EXERCISE DESCRIPTION: Wherever "humano" appears in a line, copy that line.

--- Begin EXERCISE MATERIAL ---

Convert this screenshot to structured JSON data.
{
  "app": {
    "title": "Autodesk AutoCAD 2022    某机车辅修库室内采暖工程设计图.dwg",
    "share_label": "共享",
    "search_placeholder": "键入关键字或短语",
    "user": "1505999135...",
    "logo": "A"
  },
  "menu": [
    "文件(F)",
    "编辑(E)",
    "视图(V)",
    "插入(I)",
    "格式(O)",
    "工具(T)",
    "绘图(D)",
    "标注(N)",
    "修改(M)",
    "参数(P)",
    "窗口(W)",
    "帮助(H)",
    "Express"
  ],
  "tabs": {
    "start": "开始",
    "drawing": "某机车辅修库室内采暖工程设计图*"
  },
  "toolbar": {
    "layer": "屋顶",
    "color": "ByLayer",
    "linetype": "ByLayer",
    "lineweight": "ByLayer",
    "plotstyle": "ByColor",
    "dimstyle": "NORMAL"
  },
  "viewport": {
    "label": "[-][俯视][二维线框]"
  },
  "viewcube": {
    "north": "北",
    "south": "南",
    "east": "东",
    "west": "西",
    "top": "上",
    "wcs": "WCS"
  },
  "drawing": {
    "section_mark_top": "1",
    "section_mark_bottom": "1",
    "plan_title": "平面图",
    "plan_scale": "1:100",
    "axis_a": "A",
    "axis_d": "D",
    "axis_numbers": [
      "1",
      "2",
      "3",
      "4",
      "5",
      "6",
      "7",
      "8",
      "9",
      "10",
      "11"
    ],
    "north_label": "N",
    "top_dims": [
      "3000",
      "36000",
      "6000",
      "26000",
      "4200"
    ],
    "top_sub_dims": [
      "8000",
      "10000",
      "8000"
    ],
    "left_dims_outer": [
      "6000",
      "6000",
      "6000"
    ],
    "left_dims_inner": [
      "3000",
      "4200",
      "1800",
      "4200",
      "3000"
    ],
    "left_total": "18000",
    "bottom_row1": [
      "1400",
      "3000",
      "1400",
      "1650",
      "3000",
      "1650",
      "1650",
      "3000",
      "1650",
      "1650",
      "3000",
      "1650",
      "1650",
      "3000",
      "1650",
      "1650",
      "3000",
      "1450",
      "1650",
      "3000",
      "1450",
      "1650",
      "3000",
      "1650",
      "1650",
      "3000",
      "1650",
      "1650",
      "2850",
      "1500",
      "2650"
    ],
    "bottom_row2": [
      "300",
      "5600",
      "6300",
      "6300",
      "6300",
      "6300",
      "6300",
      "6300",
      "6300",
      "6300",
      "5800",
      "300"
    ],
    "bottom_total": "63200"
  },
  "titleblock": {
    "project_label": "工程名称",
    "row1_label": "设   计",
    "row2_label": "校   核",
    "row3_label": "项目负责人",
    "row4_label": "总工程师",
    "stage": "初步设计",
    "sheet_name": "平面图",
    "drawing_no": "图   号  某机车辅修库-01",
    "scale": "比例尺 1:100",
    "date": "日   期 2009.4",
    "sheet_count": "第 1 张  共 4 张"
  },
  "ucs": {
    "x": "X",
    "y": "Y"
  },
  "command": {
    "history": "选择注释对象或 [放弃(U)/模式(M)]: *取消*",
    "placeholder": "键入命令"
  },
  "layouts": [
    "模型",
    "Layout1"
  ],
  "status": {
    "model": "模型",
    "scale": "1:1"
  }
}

--- End EXERCISE MATERIAL ---
--- Begin EXERCISE MATERIAL ---

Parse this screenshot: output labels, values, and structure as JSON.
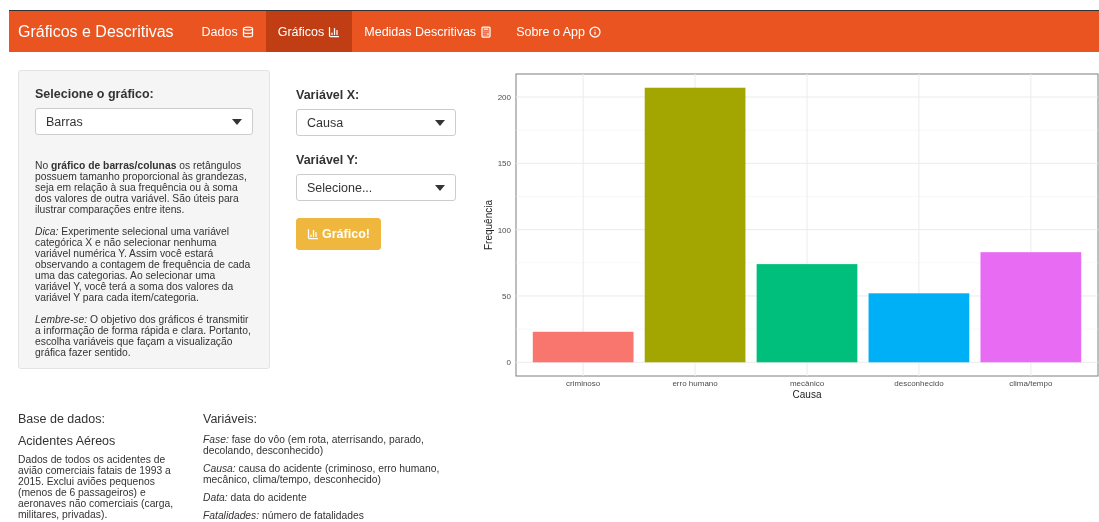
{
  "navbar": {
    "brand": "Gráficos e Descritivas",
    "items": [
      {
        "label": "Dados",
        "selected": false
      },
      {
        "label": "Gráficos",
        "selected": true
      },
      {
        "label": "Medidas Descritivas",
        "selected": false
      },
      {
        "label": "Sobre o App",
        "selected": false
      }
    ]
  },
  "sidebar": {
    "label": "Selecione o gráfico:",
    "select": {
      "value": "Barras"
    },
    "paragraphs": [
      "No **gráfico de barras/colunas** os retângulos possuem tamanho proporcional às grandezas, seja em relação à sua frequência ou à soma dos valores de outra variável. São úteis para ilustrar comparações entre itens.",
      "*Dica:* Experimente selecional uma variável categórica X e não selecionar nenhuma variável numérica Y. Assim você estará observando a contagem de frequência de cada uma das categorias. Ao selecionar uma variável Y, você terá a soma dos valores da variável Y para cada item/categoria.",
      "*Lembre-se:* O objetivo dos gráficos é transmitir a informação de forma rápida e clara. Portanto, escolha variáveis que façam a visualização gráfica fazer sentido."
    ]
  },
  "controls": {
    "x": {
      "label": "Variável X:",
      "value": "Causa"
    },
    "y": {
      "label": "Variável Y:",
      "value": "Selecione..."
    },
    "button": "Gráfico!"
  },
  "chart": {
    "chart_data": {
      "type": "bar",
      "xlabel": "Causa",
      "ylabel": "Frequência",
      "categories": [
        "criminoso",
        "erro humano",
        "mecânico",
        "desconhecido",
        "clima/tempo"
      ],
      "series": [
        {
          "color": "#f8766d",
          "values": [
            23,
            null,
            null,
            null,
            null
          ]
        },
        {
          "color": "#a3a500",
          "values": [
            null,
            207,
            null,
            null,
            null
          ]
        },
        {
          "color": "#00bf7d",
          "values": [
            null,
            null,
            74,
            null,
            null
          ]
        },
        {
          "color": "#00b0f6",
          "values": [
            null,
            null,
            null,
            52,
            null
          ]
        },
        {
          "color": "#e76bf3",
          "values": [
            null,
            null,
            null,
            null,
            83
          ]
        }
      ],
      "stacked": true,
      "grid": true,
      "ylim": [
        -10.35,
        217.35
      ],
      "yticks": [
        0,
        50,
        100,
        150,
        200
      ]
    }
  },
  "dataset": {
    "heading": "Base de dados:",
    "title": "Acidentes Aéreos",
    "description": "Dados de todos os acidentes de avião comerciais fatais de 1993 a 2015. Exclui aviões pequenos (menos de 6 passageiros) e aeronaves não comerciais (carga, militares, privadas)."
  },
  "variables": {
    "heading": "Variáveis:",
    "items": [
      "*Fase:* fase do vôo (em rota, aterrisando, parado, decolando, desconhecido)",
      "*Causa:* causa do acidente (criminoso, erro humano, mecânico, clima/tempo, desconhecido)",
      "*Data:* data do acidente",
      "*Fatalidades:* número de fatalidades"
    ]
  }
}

--- End EXERCISE MATERIAL ---
--- Begin EXERCISE MATERIAL ---

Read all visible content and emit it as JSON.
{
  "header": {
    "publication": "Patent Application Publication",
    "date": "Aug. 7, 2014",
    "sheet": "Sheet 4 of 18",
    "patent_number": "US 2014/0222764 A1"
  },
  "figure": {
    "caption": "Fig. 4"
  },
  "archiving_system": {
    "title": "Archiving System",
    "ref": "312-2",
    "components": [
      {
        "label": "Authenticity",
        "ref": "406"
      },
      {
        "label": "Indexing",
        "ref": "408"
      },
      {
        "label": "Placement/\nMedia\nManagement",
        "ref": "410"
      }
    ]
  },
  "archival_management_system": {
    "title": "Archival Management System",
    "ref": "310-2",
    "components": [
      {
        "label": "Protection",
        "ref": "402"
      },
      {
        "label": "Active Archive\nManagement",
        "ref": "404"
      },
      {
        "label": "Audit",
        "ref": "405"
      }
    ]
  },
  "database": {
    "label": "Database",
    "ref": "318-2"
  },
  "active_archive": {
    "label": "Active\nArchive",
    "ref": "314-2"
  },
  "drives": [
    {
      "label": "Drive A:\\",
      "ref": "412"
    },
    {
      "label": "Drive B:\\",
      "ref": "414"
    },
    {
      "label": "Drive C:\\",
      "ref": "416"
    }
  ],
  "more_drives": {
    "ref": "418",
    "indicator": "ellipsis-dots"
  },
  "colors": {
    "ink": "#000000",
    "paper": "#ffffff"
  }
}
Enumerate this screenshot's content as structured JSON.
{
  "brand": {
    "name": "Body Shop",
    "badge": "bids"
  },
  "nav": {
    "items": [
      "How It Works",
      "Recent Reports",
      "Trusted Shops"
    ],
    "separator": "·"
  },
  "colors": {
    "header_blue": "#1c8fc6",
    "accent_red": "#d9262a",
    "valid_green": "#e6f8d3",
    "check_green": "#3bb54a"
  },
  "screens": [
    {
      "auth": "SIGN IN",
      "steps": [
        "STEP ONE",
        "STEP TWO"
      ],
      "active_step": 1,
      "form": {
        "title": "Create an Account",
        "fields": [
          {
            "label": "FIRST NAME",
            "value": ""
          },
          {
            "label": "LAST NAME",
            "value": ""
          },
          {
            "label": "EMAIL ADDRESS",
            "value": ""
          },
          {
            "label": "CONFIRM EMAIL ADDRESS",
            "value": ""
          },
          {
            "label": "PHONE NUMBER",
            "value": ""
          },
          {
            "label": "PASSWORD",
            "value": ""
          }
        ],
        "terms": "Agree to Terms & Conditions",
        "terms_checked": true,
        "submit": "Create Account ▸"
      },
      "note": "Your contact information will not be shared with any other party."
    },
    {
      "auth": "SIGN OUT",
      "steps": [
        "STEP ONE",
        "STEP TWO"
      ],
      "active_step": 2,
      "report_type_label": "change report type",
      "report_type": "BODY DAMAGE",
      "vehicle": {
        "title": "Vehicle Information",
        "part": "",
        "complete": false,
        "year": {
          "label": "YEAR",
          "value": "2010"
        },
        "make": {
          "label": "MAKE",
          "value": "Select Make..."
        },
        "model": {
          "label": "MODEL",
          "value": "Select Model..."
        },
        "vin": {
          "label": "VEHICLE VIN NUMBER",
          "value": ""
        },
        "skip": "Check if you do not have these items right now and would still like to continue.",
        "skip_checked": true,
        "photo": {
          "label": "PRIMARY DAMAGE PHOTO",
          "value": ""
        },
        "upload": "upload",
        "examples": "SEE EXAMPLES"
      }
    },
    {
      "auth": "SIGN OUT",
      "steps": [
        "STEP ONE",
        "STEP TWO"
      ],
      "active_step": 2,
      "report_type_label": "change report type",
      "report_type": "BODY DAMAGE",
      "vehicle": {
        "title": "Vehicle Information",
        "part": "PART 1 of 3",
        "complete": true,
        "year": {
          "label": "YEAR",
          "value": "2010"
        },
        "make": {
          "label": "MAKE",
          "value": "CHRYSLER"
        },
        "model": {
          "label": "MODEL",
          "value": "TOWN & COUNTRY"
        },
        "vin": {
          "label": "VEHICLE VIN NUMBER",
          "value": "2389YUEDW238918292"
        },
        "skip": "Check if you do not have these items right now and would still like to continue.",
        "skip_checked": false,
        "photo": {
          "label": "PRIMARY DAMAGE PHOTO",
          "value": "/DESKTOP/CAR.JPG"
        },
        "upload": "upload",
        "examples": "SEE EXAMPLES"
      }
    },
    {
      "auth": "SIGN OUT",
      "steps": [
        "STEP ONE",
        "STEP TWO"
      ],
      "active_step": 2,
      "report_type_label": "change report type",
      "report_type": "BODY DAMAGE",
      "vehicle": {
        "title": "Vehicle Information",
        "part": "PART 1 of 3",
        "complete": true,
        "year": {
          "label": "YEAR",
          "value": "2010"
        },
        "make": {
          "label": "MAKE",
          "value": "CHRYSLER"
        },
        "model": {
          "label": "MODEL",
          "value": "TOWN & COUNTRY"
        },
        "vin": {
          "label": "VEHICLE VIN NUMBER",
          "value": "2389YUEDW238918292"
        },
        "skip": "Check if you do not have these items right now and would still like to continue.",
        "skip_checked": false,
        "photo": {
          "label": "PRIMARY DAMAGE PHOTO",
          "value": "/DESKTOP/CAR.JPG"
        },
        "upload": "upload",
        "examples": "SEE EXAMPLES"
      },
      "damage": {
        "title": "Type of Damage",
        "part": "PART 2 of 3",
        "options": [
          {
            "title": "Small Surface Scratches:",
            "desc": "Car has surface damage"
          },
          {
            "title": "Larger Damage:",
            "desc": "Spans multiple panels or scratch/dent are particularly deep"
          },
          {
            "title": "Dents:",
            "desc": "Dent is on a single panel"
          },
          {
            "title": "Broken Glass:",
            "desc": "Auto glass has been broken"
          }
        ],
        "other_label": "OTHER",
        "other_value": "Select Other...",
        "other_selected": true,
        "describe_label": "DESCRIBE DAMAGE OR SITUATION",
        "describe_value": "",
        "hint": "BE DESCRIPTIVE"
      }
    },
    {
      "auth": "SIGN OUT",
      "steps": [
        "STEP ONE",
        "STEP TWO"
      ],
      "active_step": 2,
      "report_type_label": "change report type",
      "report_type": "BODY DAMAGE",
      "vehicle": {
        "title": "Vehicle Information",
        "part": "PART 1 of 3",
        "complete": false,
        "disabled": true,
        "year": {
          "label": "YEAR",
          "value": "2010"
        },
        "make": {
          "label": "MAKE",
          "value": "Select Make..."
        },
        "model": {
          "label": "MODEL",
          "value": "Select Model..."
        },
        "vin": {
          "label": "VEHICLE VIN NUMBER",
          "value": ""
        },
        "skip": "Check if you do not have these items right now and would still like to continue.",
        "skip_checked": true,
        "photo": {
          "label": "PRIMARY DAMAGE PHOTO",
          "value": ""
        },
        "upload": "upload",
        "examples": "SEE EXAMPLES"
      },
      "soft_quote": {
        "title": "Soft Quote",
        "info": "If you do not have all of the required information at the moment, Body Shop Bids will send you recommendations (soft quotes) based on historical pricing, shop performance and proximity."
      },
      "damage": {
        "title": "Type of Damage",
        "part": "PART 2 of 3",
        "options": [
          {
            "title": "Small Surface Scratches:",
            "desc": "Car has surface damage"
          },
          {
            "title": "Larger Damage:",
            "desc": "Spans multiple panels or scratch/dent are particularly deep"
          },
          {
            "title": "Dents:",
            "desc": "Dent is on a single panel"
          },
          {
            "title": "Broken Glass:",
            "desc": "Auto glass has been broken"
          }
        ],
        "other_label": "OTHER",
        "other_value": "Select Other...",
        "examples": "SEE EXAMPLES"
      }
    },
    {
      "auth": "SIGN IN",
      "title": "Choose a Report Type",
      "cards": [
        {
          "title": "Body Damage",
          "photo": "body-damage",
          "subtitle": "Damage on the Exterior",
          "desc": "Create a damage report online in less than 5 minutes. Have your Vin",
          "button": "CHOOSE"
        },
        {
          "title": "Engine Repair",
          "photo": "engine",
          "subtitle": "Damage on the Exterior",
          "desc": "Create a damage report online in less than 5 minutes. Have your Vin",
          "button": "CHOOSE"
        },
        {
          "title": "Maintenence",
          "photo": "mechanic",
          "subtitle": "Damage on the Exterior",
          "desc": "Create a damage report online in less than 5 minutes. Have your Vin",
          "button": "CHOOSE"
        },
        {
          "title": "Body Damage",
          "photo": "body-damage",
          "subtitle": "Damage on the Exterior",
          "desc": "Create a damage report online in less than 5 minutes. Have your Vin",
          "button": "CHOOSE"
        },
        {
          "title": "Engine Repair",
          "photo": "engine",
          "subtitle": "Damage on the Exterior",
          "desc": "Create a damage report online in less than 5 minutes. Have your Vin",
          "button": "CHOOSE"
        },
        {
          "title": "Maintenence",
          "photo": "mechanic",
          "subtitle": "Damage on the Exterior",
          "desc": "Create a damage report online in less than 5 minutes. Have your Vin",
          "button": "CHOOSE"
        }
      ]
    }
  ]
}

--- End EXERCISE MATERIAL ---

FINISHED EXERCISE:
        "erro humano",
      "*Causa:* causa do acidente (criminoso, erro humano, mecânico, clima/tempo, desconhecido)",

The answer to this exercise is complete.